◆ Directions:
Output each line of the material exactly as it stands.

◆ Task data:
-- Begin --

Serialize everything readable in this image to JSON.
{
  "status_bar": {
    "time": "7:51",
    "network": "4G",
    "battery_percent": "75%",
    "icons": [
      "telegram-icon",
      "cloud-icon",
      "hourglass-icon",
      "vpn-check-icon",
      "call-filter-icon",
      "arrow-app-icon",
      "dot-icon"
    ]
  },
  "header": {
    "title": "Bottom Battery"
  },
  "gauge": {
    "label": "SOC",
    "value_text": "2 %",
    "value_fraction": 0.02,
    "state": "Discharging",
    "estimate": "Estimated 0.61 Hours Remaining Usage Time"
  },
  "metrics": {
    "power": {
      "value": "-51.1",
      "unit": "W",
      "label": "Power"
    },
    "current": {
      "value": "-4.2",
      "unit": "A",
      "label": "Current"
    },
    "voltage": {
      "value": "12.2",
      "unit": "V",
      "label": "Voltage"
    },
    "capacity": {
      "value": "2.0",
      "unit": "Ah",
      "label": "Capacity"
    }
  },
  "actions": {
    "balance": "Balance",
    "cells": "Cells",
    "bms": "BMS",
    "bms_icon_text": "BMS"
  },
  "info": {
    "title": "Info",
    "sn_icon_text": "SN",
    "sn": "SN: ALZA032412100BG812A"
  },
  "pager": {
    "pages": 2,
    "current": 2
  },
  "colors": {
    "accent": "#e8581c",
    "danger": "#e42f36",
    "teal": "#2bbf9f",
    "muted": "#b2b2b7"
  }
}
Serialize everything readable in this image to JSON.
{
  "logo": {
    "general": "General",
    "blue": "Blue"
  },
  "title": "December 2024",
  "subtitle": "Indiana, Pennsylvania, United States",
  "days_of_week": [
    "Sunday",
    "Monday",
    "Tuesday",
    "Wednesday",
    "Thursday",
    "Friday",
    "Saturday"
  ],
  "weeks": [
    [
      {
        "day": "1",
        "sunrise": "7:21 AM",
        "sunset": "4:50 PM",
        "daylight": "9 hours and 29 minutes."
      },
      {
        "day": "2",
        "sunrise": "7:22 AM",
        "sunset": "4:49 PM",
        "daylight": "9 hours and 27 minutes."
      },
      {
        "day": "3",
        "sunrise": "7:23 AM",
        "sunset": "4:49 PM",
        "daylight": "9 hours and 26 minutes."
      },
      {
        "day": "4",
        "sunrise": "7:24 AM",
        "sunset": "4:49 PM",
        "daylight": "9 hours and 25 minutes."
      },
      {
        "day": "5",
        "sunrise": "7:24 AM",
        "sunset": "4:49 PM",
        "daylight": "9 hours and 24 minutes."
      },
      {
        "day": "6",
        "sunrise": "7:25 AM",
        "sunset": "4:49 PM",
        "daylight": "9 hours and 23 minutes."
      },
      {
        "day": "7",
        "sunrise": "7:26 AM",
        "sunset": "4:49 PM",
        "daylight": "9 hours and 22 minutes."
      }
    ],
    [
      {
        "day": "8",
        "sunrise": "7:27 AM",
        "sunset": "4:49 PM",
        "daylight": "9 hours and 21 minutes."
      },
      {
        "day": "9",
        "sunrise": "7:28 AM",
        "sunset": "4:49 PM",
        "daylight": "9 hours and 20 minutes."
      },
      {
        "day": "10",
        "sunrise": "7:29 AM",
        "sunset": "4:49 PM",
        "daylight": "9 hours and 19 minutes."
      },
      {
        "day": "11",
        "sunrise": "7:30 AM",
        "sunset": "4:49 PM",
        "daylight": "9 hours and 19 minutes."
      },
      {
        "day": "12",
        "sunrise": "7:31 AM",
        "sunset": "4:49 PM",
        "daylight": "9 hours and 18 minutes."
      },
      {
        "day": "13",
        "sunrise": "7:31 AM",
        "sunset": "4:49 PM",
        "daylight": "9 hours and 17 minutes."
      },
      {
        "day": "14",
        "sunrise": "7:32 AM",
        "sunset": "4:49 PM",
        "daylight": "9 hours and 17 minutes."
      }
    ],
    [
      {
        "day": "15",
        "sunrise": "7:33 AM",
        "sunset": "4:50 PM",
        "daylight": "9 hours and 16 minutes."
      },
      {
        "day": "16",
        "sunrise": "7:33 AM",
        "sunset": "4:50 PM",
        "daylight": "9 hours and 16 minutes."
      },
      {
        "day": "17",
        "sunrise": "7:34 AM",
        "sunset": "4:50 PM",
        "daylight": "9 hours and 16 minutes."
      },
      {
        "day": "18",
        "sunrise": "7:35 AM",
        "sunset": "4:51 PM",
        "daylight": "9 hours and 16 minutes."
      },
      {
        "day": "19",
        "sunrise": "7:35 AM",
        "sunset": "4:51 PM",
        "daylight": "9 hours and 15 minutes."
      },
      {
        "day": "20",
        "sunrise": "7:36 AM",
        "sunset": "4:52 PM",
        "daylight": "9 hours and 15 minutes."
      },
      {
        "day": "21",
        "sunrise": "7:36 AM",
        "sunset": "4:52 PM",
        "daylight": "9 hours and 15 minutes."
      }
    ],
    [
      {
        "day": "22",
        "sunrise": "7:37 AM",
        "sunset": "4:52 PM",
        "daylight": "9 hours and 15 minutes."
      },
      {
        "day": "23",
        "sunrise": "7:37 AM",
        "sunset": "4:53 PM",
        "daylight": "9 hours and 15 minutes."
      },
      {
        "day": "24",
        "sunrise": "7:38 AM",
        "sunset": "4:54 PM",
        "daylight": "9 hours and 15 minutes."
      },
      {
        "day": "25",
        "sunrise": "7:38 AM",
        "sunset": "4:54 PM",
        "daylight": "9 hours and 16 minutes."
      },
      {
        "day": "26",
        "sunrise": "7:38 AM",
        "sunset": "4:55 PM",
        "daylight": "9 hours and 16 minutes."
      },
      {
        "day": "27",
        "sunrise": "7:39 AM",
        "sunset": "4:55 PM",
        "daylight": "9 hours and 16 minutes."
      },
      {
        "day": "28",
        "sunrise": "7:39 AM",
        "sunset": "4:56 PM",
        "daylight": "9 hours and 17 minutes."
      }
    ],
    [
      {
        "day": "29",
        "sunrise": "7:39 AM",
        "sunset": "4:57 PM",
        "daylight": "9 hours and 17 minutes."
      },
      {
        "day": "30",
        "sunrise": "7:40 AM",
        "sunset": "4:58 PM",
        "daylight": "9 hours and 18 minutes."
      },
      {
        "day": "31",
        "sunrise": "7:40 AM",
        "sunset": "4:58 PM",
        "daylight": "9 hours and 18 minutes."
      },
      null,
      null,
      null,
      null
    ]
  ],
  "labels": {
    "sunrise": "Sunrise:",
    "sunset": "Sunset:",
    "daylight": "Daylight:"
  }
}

-- End --

◆ Task response:
Serialize everything readable in this image to JSON.
{
  "status_bar": {
    "time": "7:51",
    "network": "4G",
    "battery_percent": "75%",
    "icons": [
      "telegram-icon",
      "cloud-icon",
      "hourglass-icon",
      "vpn-check-icon",
      "call-filter-icon",
      "arrow-app-icon",
      "dot-icon"
    ]
  },
  "header": {
    "title": "Bottom Battery"
  },
  "gauge": {
    "label": "SOC",
    "value_text": "2 %",
    "value_fraction": 0.02,
    "state": "Discharging",
    "estimate": "Estimated 0.61 Hours Remaining Usage Time"
  },
  "metrics": {
    "power": {
      "value": "-51.1",
      "unit": "W",
      "label": "Power"
    },
    "current": {
      "value": "-4.2",
      "unit": "A",
      "label": "Current"
    },
    "voltage": {
      "value": "12.2",
      "unit": "V",
      "label": "Voltage"
    },
    "capacity": {
      "value": "2.0",
      "unit": "Ah",
      "label": "Capacity"
    }
  },
  "actions": {
    "balance": "Balance",
    "cells": "Cells",
    "bms": "BMS",
    "bms_icon_text": "BMS"
  },
  "info": {
    "title": "Info",
    "sn_icon_text": "SN",
    "sn": "SN: ALZA032412100BG812A"
  },
  "pager": {
    "pages": 2,
    "current": 2
  },
  "colors": {
    "accent": "#e8581c",
    "danger": "#e42f36",
    "teal": "#2bbf9f",
    "muted": "#b2b2b7"
  }
}
Serialize everything readable in this image to JSON.
{
  "logo": {
    "general": "General",
    "blue": "Blue"
  },
  "title": "December 2024",
  "subtitle": "Indiana, Pennsylvania, United States",
  "days_of_week": [
    "Sunday",
    "Monday",
    "Tuesday",
    "Wednesday",
    "Thursday",
    "Friday",
    "Saturday"
  ],
  "weeks": [
    [
      {
        "day": "1",
        "sunrise": "7:21 AM",
        "sunset": "4:50 PM",
        "daylight": "9 hours and 29 minutes."
      },
      {
        "day": "2",
        "sunrise": "7:22 AM",
        "sunset": "4:49 PM",
        "daylight": "9 hours and 27 minutes."
      },
      {
        "day": "3",
        "sunrise": "7:23 AM",
        "sunset": "4:49 PM",
        "daylight": "9 hours and 26 minutes."
      },
      {
        "day": "4",
        "sunrise": "7:24 AM",
        "sunset": "4:49 PM",
        "daylight": "9 hours and 25 minutes."
      },
      {
        "day": "5",
        "sunrise": "7:24 AM",
        "sunset": "4:49 PM",
        "daylight": "9 hours and 24 minutes."
      },
      {
        "day": "6",
        "sunrise": "7:25 AM",
        "sunset": "4:49 PM",
        "daylight": "9 hours and 23 minutes."
      },
      {
        "day": "7",
        "sunrise": "7:26 AM",
        "sunset": "4:49 PM",
        "daylight": "9 hours and 22 minutes."
      }
    ],
    [
      {
        "day": "8",
        "sunrise": "7:27 AM",
        "sunset": "4:49 PM",
        "daylight": "9 hours and 21 minutes."
      },
      {
        "day": "9",
        "sunrise": "7:28 AM",
        "sunset": "4:49 PM",
        "daylight": "9 hours and 20 minutes."
      },
      {
        "day": "10",
        "sunrise": "7:29 AM",
        "sunset": "4:49 PM",
        "daylight": "9 hours and 19 minutes."
      },
      {
        "day": "11",
        "sunrise": "7:30 AM",
        "sunset": "4:49 PM",
        "daylight": "9 hours and 19 minutes."
      },
      {
        "day": "12",
        "sunrise": "7:31 AM",
        "sunset": "4:49 PM",
        "daylight": "9 hours and 18 minutes."
      },
      {
        "day": "13",
        "sunrise": "7:31 AM",
        "sunset": "4:49 PM",
        "daylight": "9 hours and 17 minutes."
      },
      {
        "day": "14",
        "sunrise": "7:32 AM",
        "sunset": "4:49 PM",
        "daylight": "9 hours and 17 minutes."
      }
    ],
    [
      {
        "day": "15",
        "sunrise": "7:33 AM",
        "sunset": "4:50 PM",
        "daylight": "9 hours and 16 minutes."
      },
      {
        "day": "16",
        "sunrise": "7:33 AM",
        "sunset": "4:50 PM",
        "daylight": "9 hours and 16 minutes."
      },
      {
        "day": "17",
        "sunrise": "7:34 AM",
        "sunset": "4:50 PM",
        "daylight": "9 hours and 16 minutes."
      },
      {
        "day": "18",
        "sunrise": "7:35 AM",
        "sunset": "4:51 PM",
        "daylight": "9 hours and 16 minutes."
      },
      {
        "day": "19",
        "sunrise": "7:35 AM",
        "sunset": "4:51 PM",
        "daylight": "9 hours and 15 minutes."
      },
      {
        "day": "20",
        "sunrise": "7:36 AM",
        "sunset": "4:52 PM",
        "daylight": "9 hours and 15 minutes."
      },
      {
        "day": "21",
        "sunrise": "7:36 AM",
        "sunset": "4:52 PM",
        "daylight": "9 hours and 15 minutes."
      }
    ],
    [
      {
        "day": "22",
        "sunrise": "7:37 AM",
        "sunset": "4:52 PM",
        "daylight": "9 hours and 15 minutes."
      },
      {
        "day": "23",
        "sunrise": "7:37 AM",
        "sunset": "4:53 PM",
        "daylight": "9 hours and 15 minutes."
      },
      {
        "day": "24",
        "sunrise": "7:38 AM",
        "sunset": "4:54 PM",
        "daylight": "9 hours and 15 minutes."
      },
      {
        "day": "25",
        "sunrise": "7:38 AM",
        "sunset": "4:54 PM",
        "daylight": "9 hours and 16 minutes."
      },
      {
        "day": "26",
        "sunrise": "7:38 AM",
        "sunset": "4:55 PM",
        "daylight": "9 hours and 16 minutes."
      },
      {
        "day": "27",
        "sunrise": "7:39 AM",
        "sunset": "4:55 PM",
        "daylight": "9 hours and 16 minutes."
      },
      {
        "day": "28",
        "sunrise": "7:39 AM",
        "sunset": "4:56 PM",
        "daylight": "9 hours and 17 minutes."
      }
    ],
    [
      {
        "day": "29",
        "sunrise": "7:39 AM",
        "sunset": "4:57 PM",
        "daylight": "9 hours and 17 minutes."
      },
      {
        "day": "30",
        "sunrise": "7:40 AM",
        "sunset": "4:58 PM",
        "daylight": "9 hours and 18 minutes."
      },
      {
        "day": "31",
        "sunrise": "7:40 AM",
        "sunset": "4:58 PM",
        "daylight": "9 hours and 18 minutes."
      },
      null,
      null,
      null,
      null
    ]
  ],
  "labels": {
    "sunrise": "Sunrise:",
    "sunset": "Sunset:",
    "daylight": "Daylight:"
  }
}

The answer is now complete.